[PROBLEM TO WORK ON]:
Write out every line below that includes the word "color".
====== DATA FOR THIS EXERCISE ======
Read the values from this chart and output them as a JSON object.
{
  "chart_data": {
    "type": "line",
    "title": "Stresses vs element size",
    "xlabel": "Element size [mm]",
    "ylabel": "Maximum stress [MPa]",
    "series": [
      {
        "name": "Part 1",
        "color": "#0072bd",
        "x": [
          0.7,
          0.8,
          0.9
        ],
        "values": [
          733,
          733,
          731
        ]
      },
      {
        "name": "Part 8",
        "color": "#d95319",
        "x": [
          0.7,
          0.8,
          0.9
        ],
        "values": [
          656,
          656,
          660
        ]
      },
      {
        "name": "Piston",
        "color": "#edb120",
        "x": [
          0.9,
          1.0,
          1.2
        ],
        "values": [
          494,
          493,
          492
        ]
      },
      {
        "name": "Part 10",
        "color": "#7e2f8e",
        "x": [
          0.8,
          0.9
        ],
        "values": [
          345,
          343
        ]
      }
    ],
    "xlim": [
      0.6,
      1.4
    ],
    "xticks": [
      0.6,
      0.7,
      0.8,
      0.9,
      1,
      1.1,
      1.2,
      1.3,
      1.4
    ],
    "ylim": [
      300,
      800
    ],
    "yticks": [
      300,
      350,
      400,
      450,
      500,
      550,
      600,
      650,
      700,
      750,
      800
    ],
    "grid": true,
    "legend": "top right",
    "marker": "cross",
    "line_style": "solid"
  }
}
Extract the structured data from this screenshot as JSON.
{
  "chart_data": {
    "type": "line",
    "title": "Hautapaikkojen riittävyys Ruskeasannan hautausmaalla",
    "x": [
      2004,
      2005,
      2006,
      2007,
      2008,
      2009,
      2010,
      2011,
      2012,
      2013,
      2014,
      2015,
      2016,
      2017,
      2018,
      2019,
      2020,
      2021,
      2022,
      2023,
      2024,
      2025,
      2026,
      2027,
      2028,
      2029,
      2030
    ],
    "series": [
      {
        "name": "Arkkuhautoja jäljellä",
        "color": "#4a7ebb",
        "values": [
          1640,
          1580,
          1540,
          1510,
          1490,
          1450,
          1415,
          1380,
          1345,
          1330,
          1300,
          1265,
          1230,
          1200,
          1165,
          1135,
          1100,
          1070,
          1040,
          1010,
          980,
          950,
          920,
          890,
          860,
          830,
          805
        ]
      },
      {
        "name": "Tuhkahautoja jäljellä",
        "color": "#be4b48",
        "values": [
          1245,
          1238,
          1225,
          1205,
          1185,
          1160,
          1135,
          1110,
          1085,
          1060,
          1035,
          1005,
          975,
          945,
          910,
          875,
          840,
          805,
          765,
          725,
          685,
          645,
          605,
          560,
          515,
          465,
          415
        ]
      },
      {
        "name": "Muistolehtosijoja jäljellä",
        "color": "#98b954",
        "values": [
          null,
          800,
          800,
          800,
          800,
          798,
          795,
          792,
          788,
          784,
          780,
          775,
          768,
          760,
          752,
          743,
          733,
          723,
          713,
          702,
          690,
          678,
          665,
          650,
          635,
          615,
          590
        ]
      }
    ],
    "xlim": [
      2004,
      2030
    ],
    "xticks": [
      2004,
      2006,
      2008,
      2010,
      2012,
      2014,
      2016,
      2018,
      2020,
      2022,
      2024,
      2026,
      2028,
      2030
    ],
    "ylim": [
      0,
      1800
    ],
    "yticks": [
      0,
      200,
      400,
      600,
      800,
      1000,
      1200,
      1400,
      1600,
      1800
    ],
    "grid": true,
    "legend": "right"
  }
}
======
[WRITTEN SOLUTION]:
        "color": "#0072bd",
        "color": "#d95319",
        "color": "#edb120",
        "color": "#7e2f8e",
        "color": "#4a7ebb",
        "color": "#be4b48",
        "color": "#98b954",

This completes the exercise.